* GIVEN PROBLEM *
Search the data below for the word "Баскетбол" and copy each line that holds it.

**** SOURCE MATERIAL

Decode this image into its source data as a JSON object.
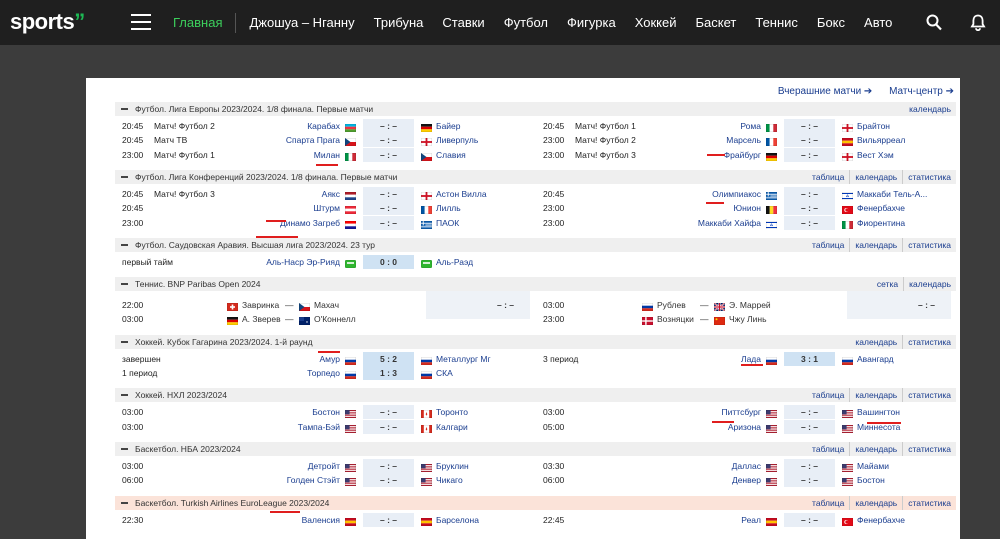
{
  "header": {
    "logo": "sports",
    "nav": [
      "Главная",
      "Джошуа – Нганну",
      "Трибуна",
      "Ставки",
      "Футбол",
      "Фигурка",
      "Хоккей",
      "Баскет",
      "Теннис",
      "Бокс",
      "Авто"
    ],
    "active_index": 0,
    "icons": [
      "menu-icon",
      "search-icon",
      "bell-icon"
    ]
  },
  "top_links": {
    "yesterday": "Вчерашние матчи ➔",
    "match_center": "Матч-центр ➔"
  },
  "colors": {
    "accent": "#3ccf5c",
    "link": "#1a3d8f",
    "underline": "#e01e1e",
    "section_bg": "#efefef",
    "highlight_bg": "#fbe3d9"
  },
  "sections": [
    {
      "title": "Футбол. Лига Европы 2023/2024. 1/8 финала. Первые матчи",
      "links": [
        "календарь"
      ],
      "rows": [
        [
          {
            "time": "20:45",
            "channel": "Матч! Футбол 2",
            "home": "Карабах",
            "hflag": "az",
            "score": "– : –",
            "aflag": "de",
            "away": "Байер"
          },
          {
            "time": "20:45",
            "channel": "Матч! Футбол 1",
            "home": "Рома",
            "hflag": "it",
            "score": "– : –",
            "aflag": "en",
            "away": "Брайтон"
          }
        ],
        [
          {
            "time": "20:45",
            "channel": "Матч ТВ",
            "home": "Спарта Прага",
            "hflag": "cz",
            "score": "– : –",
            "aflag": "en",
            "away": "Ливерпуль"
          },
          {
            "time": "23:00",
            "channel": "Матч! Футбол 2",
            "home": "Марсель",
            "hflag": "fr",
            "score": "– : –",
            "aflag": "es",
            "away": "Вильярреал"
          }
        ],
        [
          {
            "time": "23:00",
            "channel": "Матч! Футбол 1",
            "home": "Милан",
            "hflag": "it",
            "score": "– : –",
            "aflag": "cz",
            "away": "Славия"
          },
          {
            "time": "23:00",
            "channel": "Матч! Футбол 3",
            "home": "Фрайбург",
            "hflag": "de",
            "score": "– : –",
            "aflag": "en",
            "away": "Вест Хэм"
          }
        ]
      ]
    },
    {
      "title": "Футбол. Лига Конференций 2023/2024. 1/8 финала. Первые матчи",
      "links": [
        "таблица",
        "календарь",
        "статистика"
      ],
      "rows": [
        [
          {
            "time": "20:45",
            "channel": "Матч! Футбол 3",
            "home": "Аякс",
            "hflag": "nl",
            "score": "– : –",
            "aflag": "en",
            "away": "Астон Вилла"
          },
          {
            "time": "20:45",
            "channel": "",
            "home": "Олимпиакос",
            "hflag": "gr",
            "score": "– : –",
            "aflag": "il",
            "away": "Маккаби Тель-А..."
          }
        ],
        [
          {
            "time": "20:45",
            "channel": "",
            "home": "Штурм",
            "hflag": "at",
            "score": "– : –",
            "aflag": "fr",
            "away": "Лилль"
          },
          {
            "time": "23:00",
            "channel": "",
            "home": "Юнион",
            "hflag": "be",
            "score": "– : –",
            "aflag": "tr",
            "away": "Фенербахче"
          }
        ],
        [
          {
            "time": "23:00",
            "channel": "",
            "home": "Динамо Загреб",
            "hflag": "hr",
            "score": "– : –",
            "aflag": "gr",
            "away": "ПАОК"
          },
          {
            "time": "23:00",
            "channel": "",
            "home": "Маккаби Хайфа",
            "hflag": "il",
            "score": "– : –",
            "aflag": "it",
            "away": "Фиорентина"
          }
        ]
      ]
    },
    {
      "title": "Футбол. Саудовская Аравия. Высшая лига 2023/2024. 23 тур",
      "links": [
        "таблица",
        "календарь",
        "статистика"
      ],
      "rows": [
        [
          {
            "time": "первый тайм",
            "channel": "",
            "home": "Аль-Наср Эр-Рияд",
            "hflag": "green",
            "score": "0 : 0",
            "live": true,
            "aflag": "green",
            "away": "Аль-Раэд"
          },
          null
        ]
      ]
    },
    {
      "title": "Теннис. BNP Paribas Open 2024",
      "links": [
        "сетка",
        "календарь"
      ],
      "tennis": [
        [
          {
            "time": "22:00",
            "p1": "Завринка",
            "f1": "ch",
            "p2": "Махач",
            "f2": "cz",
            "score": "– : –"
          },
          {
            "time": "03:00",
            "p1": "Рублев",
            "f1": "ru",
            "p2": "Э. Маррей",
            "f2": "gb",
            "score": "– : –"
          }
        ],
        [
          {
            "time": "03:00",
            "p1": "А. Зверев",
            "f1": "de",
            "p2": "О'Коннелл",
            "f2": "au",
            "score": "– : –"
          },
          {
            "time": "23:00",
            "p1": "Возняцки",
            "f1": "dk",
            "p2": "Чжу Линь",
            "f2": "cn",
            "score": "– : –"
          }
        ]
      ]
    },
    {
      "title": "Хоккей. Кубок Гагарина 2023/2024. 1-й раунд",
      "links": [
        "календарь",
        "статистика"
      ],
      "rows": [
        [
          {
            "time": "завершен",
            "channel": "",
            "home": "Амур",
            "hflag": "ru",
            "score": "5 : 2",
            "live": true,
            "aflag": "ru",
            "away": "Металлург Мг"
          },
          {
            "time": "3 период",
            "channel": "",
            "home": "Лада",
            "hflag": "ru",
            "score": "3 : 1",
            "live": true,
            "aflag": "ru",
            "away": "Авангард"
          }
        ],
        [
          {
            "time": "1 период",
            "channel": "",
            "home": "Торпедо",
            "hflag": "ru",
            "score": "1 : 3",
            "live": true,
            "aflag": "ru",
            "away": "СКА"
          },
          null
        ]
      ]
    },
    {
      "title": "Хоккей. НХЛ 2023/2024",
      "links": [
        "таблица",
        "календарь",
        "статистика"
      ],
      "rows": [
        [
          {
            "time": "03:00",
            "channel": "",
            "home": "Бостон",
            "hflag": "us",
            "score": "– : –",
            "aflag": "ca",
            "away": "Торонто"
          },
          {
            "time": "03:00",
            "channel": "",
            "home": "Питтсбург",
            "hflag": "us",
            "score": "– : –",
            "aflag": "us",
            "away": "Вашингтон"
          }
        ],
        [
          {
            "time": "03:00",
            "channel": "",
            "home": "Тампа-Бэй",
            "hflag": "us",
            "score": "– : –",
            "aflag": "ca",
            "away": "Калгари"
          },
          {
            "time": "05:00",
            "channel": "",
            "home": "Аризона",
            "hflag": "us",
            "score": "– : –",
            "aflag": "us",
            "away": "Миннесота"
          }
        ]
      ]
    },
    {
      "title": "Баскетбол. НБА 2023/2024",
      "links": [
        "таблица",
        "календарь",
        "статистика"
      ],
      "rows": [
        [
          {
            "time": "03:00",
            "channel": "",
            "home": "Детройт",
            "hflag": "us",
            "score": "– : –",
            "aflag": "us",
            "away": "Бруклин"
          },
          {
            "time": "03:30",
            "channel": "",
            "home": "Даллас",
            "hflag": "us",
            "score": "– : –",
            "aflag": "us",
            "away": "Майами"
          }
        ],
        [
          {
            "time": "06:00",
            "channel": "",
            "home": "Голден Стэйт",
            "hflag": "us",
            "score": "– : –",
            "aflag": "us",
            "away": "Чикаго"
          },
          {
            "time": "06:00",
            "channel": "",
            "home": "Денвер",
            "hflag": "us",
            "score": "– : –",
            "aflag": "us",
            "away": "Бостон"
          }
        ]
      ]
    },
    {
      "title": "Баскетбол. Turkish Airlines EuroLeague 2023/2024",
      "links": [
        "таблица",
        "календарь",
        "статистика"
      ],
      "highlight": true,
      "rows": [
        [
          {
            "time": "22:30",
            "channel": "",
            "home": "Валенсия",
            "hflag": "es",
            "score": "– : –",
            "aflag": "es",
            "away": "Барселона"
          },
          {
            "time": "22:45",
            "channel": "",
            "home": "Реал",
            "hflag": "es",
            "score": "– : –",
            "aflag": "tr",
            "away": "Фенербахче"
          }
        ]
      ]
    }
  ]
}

********

* WRITTEN RESPONSE *
      "title": "Баскетбол. НБА 2023/2024",
      "title": "Баскетбол. Turkish Airlines EuroLeague 2023/2024",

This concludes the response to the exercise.